◆ EXERCISE DIRECTIONS ◆
Repeat verbatim the lines of the data below, beginning with the line containing "What does this" and continuing to the end.

Dataset items:
>> begin

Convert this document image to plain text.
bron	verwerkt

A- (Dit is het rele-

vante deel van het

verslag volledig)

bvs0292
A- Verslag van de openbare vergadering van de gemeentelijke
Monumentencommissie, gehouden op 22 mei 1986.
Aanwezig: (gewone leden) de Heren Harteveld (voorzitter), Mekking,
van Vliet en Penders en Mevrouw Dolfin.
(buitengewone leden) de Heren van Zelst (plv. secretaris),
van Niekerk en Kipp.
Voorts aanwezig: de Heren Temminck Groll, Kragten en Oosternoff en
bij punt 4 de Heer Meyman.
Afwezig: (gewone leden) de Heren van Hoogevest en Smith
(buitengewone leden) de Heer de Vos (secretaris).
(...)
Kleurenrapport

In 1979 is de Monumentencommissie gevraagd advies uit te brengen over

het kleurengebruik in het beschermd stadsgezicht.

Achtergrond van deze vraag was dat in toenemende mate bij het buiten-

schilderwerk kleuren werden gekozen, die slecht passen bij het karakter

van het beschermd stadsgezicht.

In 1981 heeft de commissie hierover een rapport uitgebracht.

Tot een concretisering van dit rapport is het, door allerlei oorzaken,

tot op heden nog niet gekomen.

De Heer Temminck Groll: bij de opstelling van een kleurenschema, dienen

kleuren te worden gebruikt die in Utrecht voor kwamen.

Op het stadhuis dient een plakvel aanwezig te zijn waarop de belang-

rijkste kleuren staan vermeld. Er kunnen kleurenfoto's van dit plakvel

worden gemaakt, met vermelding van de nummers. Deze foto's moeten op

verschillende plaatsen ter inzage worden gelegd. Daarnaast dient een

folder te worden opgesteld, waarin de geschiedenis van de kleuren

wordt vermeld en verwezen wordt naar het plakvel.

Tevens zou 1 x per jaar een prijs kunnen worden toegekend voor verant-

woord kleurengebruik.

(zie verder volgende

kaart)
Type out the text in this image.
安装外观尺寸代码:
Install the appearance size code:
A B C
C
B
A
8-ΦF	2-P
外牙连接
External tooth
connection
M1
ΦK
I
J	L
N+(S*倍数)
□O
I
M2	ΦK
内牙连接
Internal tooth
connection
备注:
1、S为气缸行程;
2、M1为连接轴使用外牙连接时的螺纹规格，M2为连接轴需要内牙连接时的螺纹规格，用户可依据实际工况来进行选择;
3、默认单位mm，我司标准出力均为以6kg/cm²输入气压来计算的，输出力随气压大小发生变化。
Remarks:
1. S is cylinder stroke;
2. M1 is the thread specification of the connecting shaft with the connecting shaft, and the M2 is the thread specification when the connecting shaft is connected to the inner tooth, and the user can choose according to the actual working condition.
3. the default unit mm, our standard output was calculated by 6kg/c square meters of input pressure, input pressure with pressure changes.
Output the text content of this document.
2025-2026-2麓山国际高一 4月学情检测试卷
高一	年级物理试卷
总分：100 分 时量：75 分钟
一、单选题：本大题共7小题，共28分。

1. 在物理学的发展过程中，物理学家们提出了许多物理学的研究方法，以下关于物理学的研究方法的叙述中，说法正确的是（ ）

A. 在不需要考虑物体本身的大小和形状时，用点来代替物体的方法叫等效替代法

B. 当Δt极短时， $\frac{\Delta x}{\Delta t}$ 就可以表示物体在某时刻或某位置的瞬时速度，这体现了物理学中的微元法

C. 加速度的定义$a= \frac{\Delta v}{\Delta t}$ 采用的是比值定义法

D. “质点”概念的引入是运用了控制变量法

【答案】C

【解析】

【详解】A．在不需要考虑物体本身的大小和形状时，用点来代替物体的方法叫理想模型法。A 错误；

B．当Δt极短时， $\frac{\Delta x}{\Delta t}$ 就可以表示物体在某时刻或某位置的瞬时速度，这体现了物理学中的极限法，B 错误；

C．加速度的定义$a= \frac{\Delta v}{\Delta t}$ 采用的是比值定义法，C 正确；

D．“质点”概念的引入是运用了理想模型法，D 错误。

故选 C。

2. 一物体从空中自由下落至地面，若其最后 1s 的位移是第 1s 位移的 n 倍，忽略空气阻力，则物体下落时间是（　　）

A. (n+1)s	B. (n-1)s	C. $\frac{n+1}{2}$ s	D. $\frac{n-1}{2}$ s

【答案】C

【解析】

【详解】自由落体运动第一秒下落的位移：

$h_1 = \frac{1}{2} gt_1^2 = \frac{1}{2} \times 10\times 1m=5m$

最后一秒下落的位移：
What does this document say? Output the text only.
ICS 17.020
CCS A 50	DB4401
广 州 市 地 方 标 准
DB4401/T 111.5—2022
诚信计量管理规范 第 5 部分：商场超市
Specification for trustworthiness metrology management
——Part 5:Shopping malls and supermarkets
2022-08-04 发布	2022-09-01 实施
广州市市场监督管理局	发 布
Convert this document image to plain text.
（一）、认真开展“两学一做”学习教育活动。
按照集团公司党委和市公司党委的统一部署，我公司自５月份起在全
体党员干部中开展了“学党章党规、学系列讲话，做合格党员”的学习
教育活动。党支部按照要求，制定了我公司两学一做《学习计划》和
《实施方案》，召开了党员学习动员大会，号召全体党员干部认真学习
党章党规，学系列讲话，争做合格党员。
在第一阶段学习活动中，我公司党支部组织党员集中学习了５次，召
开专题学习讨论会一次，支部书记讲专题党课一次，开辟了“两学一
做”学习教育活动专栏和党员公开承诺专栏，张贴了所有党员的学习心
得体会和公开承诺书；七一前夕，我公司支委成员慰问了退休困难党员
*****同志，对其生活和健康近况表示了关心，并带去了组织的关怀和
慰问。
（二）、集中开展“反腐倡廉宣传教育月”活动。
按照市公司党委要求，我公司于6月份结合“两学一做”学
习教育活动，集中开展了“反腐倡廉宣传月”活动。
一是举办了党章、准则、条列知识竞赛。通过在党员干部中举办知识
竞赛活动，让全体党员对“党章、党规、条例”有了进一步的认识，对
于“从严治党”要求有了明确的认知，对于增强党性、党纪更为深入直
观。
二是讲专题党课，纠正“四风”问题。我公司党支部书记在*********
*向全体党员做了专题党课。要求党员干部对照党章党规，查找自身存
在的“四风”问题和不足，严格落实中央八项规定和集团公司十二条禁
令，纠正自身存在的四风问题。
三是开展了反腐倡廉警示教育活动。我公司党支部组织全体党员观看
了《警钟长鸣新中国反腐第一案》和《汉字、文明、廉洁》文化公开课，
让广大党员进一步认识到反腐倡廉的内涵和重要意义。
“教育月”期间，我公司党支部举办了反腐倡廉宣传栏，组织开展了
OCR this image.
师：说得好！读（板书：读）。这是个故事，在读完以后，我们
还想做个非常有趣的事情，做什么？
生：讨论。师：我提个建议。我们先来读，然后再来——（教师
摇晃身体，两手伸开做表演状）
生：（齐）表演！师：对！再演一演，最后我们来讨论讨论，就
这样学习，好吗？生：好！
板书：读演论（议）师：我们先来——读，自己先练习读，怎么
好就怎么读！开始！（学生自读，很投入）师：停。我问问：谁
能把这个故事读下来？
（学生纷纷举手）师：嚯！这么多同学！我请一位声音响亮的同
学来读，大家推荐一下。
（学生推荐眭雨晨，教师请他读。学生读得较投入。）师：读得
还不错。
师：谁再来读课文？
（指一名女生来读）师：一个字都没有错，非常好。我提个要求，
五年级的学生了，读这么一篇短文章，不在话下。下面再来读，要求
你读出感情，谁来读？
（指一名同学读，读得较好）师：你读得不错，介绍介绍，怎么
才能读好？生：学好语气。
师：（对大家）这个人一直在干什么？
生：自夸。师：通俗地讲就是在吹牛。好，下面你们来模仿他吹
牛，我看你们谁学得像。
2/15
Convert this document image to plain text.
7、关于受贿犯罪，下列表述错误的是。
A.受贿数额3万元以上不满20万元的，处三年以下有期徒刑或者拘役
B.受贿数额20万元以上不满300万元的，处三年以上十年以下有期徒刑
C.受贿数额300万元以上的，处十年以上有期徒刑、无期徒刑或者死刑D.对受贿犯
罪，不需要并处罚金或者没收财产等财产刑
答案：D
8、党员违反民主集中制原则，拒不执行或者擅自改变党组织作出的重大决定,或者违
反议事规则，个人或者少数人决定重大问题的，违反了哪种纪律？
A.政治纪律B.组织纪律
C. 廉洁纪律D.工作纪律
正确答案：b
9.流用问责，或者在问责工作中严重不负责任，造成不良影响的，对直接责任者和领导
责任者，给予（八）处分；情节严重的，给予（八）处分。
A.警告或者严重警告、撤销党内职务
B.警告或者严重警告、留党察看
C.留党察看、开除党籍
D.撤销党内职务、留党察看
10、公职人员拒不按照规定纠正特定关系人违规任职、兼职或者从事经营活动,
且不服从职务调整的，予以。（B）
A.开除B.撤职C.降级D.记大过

>> end

◆ OUTPUT OF THE TASK ◆
What does this document say? Output the text only.
ICS 17.020
CCS A 50	DB4401
广 州 市 地 方 标 准
DB4401/T 111.5—2022
诚信计量管理规范 第 5 部分：商场超市
Specification for trustworthiness metrology management
——Part 5:Shopping malls and supermarkets
2022-08-04 发布	2022-09-01 实施
广州市市场监督管理局	发 布
Convert this document image to plain text.
（一）、认真开展“两学一做”学习教育活动。
按照集团公司党委和市公司党委的统一部署，我公司自５月份起在全
体党员干部中开展了“学党章党规、学系列讲话，做合格党员”的学习
教育活动。党支部按照要求，制定了我公司两学一做《学习计划》和
《实施方案》，召开了党员学习动员大会，号召全体党员干部认真学习
党章党规，学系列讲话，争做合格党员。
在第一阶段学习活动中，我公司党支部组织党员集中学习了５次，召
开专题学习讨论会一次，支部书记讲专题党课一次，开辟了“两学一
做”学习教育活动专栏和党员公开承诺专栏，张贴了所有党员的学习心
得体会和公开承诺书；七一前夕，我公司支委成员慰问了退休困难党员
*****同志，对其生活和健康近况表示了关心，并带去了组织的关怀和
慰问。
（二）、集中开展“反腐倡廉宣传教育月”活动。
按照市公司党委要求，我公司于6月份结合“两学一做”学
习教育活动，集中开展了“反腐倡廉宣传月”活动。
一是举办了党章、准则、条列知识竞赛。通过在党员干部中举办知识
竞赛活动，让全体党员对“党章、党规、条例”有了进一步的认识，对
于“从严治党”要求有了明确的认知，对于增强党性、党纪更为深入直
观。
二是讲专题党课，纠正“四风”问题。我公司党支部书记在*********
*向全体党员做了专题党课。要求党员干部对照党章党规，查找自身存
在的“四风”问题和不足，严格落实中央八项规定和集团公司十二条禁
令，纠正自身存在的四风问题。
三是开展了反腐倡廉警示教育活动。我公司党支部组织全体党员观看
了《警钟长鸣新中国反腐第一案》和《汉字、文明、廉洁》文化公开课，
让广大党员进一步认识到反腐倡廉的内涵和重要意义。
“教育月”期间，我公司党支部举办了反腐倡廉宣传栏，组织开展了
OCR this image.
师：说得好！读（板书：读）。这是个故事，在读完以后，我们
还想做个非常有趣的事情，做什么？
生：讨论。师：我提个建议。我们先来读，然后再来——（教师
摇晃身体，两手伸开做表演状）
生：（齐）表演！师：对！再演一演，最后我们来讨论讨论，就
这样学习，好吗？生：好！
板书：读演论（议）师：我们先来——读，自己先练习读，怎么
好就怎么读！开始！（学生自读，很投入）师：停。我问问：谁
能把这个故事读下来？
（学生纷纷举手）师：嚯！这么多同学！我请一位声音响亮的同
学来读，大家推荐一下。
（学生推荐眭雨晨，教师请他读。学生读得较投入。）师：读得
还不错。
师：谁再来读课文？
（指一名女生来读）师：一个字都没有错，非常好。我提个要求，
五年级的学生了，读这么一篇短文章，不在话下。下面再来读，要求
你读出感情，谁来读？
（指一名同学读，读得较好）师：你读得不错，介绍介绍，怎么
才能读好？生：学好语气。
师：（对大家）这个人一直在干什么？
生：自夸。师：通俗地讲就是在吹牛。好，下面你们来模仿他吹
牛，我看你们谁学得像。
2/15
Convert this document image to plain text.
7、关于受贿犯罪，下列表述错误的是。
A.受贿数额3万元以上不满20万元的，处三年以下有期徒刑或者拘役
B.受贿数额20万元以上不满300万元的，处三年以上十年以下有期徒刑
C.受贿数额300万元以上的，处十年以上有期徒刑、无期徒刑或者死刑D.对受贿犯
罪，不需要并处罚金或者没收财产等财产刑
答案：D
8、党员违反民主集中制原则，拒不执行或者擅自改变党组织作出的重大决定,或者违
反议事规则，个人或者少数人决定重大问题的，违反了哪种纪律？
A.政治纪律B.组织纪律
C. 廉洁纪律D.工作纪律
正确答案：b
9.流用问责，或者在问责工作中严重不负责任，造成不良影响的，对直接责任者和领导
责任者，给予（八）处分；情节严重的，给予（八）处分。
A.警告或者严重警告、撤销党内职务
B.警告或者严重警告、留党察看
C.留党察看、开除党籍
D.撤销党内职务、留党察看
10、公职人员拒不按照规定纠正特定关系人违规任职、兼职或者从事经营活动,
且不服从职务调整的，予以。（B）
A.开除B.撤职C.降级D.记大过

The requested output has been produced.